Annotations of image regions
--

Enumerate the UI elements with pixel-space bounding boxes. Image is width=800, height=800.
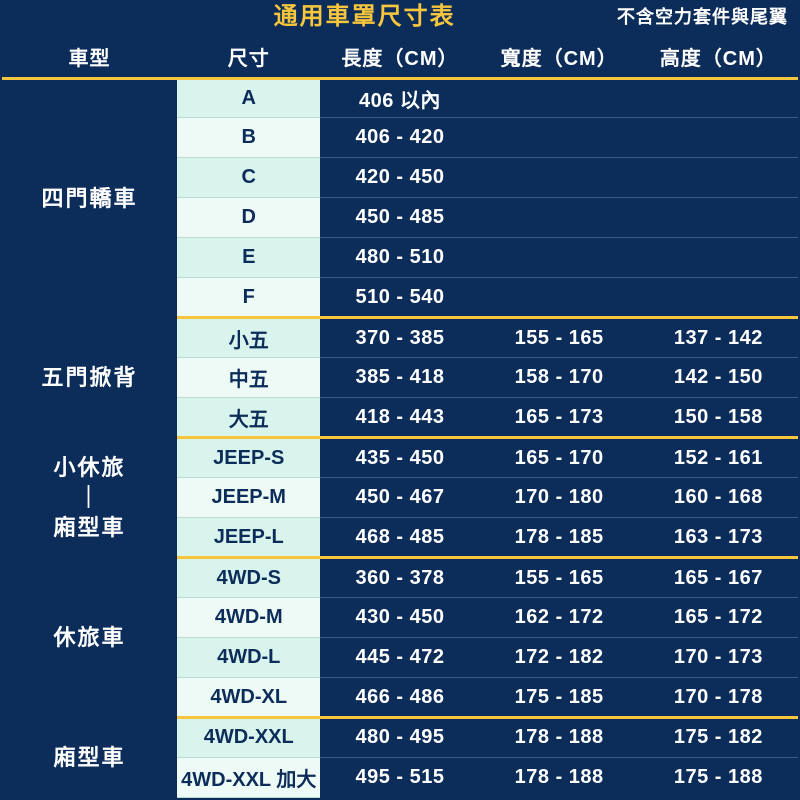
length-cell: 385 - 418 xyxy=(320,358,479,398)
height-cell: 137 - 142 xyxy=(639,318,798,358)
height-cell: 152 - 161 xyxy=(639,438,798,478)
width-cell: 155 - 165 xyxy=(480,318,639,358)
height-cell: 170 - 173 xyxy=(639,638,798,678)
table-body: 四門轎車A406 以內B406 - 420C420 - 450D450 - 48… xyxy=(2,78,798,798)
width-cell xyxy=(480,158,639,198)
width-cell: 178 - 185 xyxy=(480,518,639,558)
height-cell: 142 - 150 xyxy=(639,358,798,398)
length-cell: 445 - 472 xyxy=(320,638,479,678)
height-cell xyxy=(639,158,798,198)
length-cell: 480 - 510 xyxy=(320,238,479,278)
size-cell: 大五 xyxy=(177,398,320,438)
length-cell: 480 - 495 xyxy=(320,718,479,758)
width-cell: 178 - 188 xyxy=(480,718,639,758)
size-cell: JEEP-S xyxy=(177,438,320,478)
width-cell: 162 - 172 xyxy=(480,598,639,638)
category-cell: 廂型車 xyxy=(2,718,177,798)
height-cell: 175 - 182 xyxy=(639,718,798,758)
size-cell: 4WD-XXL xyxy=(177,718,320,758)
col-size: 尺寸 xyxy=(177,36,320,78)
size-cell: 4WD-XXL 加大 xyxy=(177,757,320,797)
size-cell: 4WD-S xyxy=(177,558,320,598)
height-cell xyxy=(639,238,798,278)
width-cell xyxy=(480,78,639,118)
height-cell xyxy=(639,78,798,118)
size-chart: 通用車罩尺寸表 不含空力套件與尾翼 車型 尺寸 長度（CM） 寬度（CM） 高度… xyxy=(0,0,800,800)
col-category: 車型 xyxy=(2,36,177,78)
size-cell: 中五 xyxy=(177,358,320,398)
category-cell: 小休旅｜廂型車 xyxy=(2,438,177,558)
width-cell xyxy=(480,278,639,318)
length-cell: 466 - 486 xyxy=(320,678,479,718)
width-cell: 165 - 173 xyxy=(480,398,639,438)
width-cell: 170 - 180 xyxy=(480,478,639,518)
table-row: 小休旅｜廂型車JEEP-S435 - 450165 - 170152 - 161 xyxy=(2,438,798,478)
height-cell: 150 - 158 xyxy=(639,398,798,438)
height-cell: 175 - 188 xyxy=(639,757,798,797)
length-cell: 418 - 443 xyxy=(320,398,479,438)
size-table: 車型 尺寸 長度（CM） 寬度（CM） 高度（CM） 四門轎車A406 以內B4… xyxy=(2,36,798,798)
length-cell: 435 - 450 xyxy=(320,438,479,478)
length-cell: 450 - 485 xyxy=(320,198,479,238)
size-cell: D xyxy=(177,198,320,238)
category-cell: 五門掀背 xyxy=(2,318,177,438)
width-cell: 158 - 170 xyxy=(480,358,639,398)
height-cell: 163 - 173 xyxy=(639,518,798,558)
height-cell xyxy=(639,198,798,238)
width-cell: 155 - 165 xyxy=(480,558,639,598)
table-row: 四門轎車A406 以內 xyxy=(2,78,798,118)
size-cell: 4WD-L xyxy=(177,638,320,678)
table-row: 休旅車4WD-S360 - 378155 - 165165 - 167 xyxy=(2,558,798,598)
height-cell: 165 - 172 xyxy=(639,598,798,638)
length-cell: 450 - 467 xyxy=(320,478,479,518)
size-cell: 4WD-M xyxy=(177,598,320,638)
col-height: 高度（CM） xyxy=(639,36,798,78)
length-cell: 406 - 420 xyxy=(320,118,479,158)
size-cell: E xyxy=(177,238,320,278)
size-cell: 4WD-XL xyxy=(177,678,320,718)
size-cell: A xyxy=(177,78,320,118)
size-cell: 小五 xyxy=(177,318,320,358)
height-cell: 165 - 167 xyxy=(639,558,798,598)
category-cell: 休旅車 xyxy=(2,558,177,718)
height-cell xyxy=(639,278,798,318)
size-cell: F xyxy=(177,278,320,318)
length-cell: 430 - 450 xyxy=(320,598,479,638)
length-cell: 495 - 515 xyxy=(320,757,479,797)
width-cell xyxy=(480,238,639,278)
height-cell: 170 - 178 xyxy=(639,678,798,718)
width-cell: 172 - 182 xyxy=(480,638,639,678)
size-cell: JEEP-M xyxy=(177,478,320,518)
width-cell: 165 - 170 xyxy=(480,438,639,478)
col-width: 寬度（CM） xyxy=(480,36,639,78)
length-cell: 406 以內 xyxy=(320,78,479,118)
size-cell: C xyxy=(177,158,320,198)
title-bar: 通用車罩尺寸表 不含空力套件與尾翼 xyxy=(2,2,798,36)
width-cell xyxy=(480,198,639,238)
length-cell: 420 - 450 xyxy=(320,158,479,198)
table-row: 五門掀背小五370 - 385155 - 165137 - 142 xyxy=(2,318,798,358)
size-cell: JEEP-L xyxy=(177,518,320,558)
length-cell: 360 - 378 xyxy=(320,558,479,598)
chart-title: 通用車罩尺寸表 xyxy=(2,0,464,34)
width-cell: 175 - 185 xyxy=(480,678,639,718)
size-cell: B xyxy=(177,118,320,158)
table-row: 廂型車4WD-XXL480 - 495178 - 188175 - 182 xyxy=(2,718,798,758)
category-cell: 四門轎車 xyxy=(2,78,177,318)
chart-subtitle: 不含空力套件與尾翼 xyxy=(464,0,798,34)
width-cell xyxy=(480,118,639,158)
height-cell: 160 - 168 xyxy=(639,478,798,518)
header-row: 車型 尺寸 長度（CM） 寬度（CM） 高度（CM） xyxy=(2,36,798,78)
col-length: 長度（CM） xyxy=(320,36,479,78)
length-cell: 370 - 385 xyxy=(320,318,479,358)
length-cell: 468 - 485 xyxy=(320,518,479,558)
length-cell: 510 - 540 xyxy=(320,278,479,318)
height-cell xyxy=(639,118,798,158)
width-cell: 178 - 188 xyxy=(480,757,639,797)
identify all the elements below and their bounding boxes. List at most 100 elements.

--

- [Exercise]:
Give every line of the records above as a numbered list, skipping blank lines and omitting the pictures.

- [Output below]:
1. Enumerate the UI elements with pixel-space bounding boxes. Image is width=800, height=800.
2. length-cell: 385 - 418 xyxy=(320,358,479,398)
3. height-cell: 137 - 142 xyxy=(639,318,798,358)
4. height-cell: 152 - 161 xyxy=(639,438,798,478)
5. width-cell: 155 - 165 xyxy=(480,318,639,358)
6. height-cell: 170 - 173 xyxy=(639,638,798,678)
7. table-body: 四門轎車A406 以內B406 - 420C420 - 450D450 - 48… xyxy=(2,78,798,798)
8. width-cell xyxy=(480,158,639,198)
9. width-cell: 178 - 185 xyxy=(480,518,639,558)
10. height-cell: 142 - 150 xyxy=(639,358,798,398)
11. length-cell: 445 - 472 xyxy=(320,638,479,678)
12. height-cell xyxy=(639,158,798,198)
13. length-cell: 480 - 510 xyxy=(320,238,479,278)
14. size-cell: 大五 xyxy=(177,398,320,438)
15. length-cell: 480 - 495 xyxy=(320,718,479,758)
16. width-cell: 178 - 188 xyxy=(480,718,639,758)
17. size-cell: JEEP-S xyxy=(177,438,320,478)
18. width-cell: 162 - 172 xyxy=(480,598,639,638)
19. category-cell: 廂型車 xyxy=(2,718,177,798)
20. height-cell: 175 - 182 xyxy=(639,718,798,758)
21. size-cell: 4WD-XXL xyxy=(177,718,320,758)
22. col-size: 尺寸 xyxy=(177,36,320,78)
23. size-cell: 4WD-XXL 加大 xyxy=(177,757,320,797)
24. size-cell: 4WD-S xyxy=(177,558,320,598)
25. height-cell xyxy=(639,238,798,278)
26. width-cell xyxy=(480,78,639,118)
27. height-cell xyxy=(639,78,798,118)
28. size-chart: 通用車罩尺寸表 不含空力套件與尾翼 車型 尺寸 長度（CM） 寬度（CM） 高度… xyxy=(0,0,800,800)
29. col-category: 車型 xyxy=(2,36,177,78)
30. size-cell: 中五 xyxy=(177,358,320,398)
31. category-cell: 小休旅｜廂型車 xyxy=(2,438,177,558)
32. width-cell xyxy=(480,278,639,318)
33. length-cell: 466 - 486 xyxy=(320,678,479,718)
34. width-cell: 165 - 173 xyxy=(480,398,639,438)
35. width-cell: 170 - 180 xyxy=(480,478,639,518)
36. table-row: 小休旅｜廂型車JEEP-S435 - 450165 - 170152 - 161 xyxy=(2,438,798,478)
37. height-cell: 150 - 158 xyxy=(639,398,798,438)
38. height-cell: 175 - 188 xyxy=(639,757,798,797)
39. length-cell: 418 - 443 xyxy=(320,398,479,438)
40. size-table: 車型 尺寸 長度（CM） 寬度（CM） 高度（CM） 四門轎車A406 以內B4… xyxy=(2,36,798,798)
41. length-cell: 435 - 450 xyxy=(320,438,479,478)
42. length-cell: 450 - 485 xyxy=(320,198,479,238)
43. size-cell: D xyxy=(177,198,320,238)
44. category-cell: 五門掀背 xyxy=(2,318,177,438)
45. width-cell: 158 - 170 xyxy=(480,358,639,398)
46. height-cell: 163 - 173 xyxy=(639,518,798,558)
47. height-cell xyxy=(639,198,798,238)
48. width-cell: 155 - 165 xyxy=(480,558,639,598)
49. table-row: 四門轎車A406 以內 xyxy=(2,78,798,118)
50. size-cell: 4WD-L xyxy=(177,638,320,678)
51. table-row: 休旅車4WD-S360 - 378155 - 165165 - 167 xyxy=(2,558,798,598)
52. height-cell: 165 - 172 xyxy=(639,598,798,638)
53. length-cell: 450 - 467 xyxy=(320,478,479,518)
54. size-cell: 4WD-M xyxy=(177,598,320,638)
55. col-height: 高度（CM） xyxy=(639,36,798,78)
56. length-cell: 406 - 420 xyxy=(320,118,479,158)
57. size-cell: E xyxy=(177,238,320,278)
58. size-cell: 4WD-XL xyxy=(177,678,320,718)
59. size-cell: A xyxy=(177,78,320,118)
60. size-cell: 小五 xyxy=(177,318,320,358)
61. height-cell: 165 - 167 xyxy=(639,558,798,598)
62. category-cell: 休旅車 xyxy=(2,558,177,718)
63. height-cell xyxy=(639,278,798,318)
64. size-cell: F xyxy=(177,278,320,318)
65. length-cell: 430 - 450 xyxy=(320,598,479,638)
66. length-cell: 495 - 515 xyxy=(320,757,479,797)
67. width-cell xyxy=(480,238,639,278)
68. height-cell: 170 - 178 xyxy=(639,678,798,718)
69. width-cell: 172 - 182 xyxy=(480,638,639,678)
70. size-cell: JEEP-M xyxy=(177,478,320,518)
71. width-cell: 165 - 170 xyxy=(480,438,639,478)
72. col-width: 寬度（CM） xyxy=(480,36,639,78)
73. length-cell: 406 以內 xyxy=(320,78,479,118)
74. size-cell: C xyxy=(177,158,320,198)
75. title-bar: 通用車罩尺寸表 不含空力套件與尾翼 xyxy=(2,2,798,36)
76. width-cell xyxy=(480,198,639,238)
77. length-cell: 420 - 450 xyxy=(320,158,479,198)
78. table-row: 五門掀背小五370 - 385155 - 165137 - 142 xyxy=(2,318,798,358)
79. size-cell: JEEP-L xyxy=(177,518,320,558)
80. length-cell: 360 - 378 xyxy=(320,558,479,598)
81. chart-title: 通用車罩尺寸表 xyxy=(2,0,464,34)
82. width-cell: 175 - 185 xyxy=(480,678,639,718)
83. size-cell: B xyxy=(177,118,320,158)
84. table-row: 廂型車4WD-XXL480 - 495178 - 188175 - 182 xyxy=(2,718,798,758)
85. category-cell: 四門轎車 xyxy=(2,78,177,318)
86. chart-subtitle: 不含空力套件與尾翼 xyxy=(464,0,798,34)
87. width-cell xyxy=(480,118,639,158)
88. height-cell: 160 - 168 xyxy=(639,478,798,518)
89. header-row: 車型 尺寸 長度（CM） 寬度（CM） 高度（CM） xyxy=(2,36,798,78)
90. col-length: 長度（CM） xyxy=(320,36,479,78)
91. length-cell: 370 - 385 xyxy=(320,318,479,358)
92. length-cell: 468 - 485 xyxy=(320,518,479,558)
93. length-cell: 510 - 540 xyxy=(320,278,479,318)
94. height-cell xyxy=(639,118,798,158)
95. width-cell: 178 - 188 xyxy=(480,757,639,797)
96. identify all the elements below and their bounding boxes. List at most 100 elements.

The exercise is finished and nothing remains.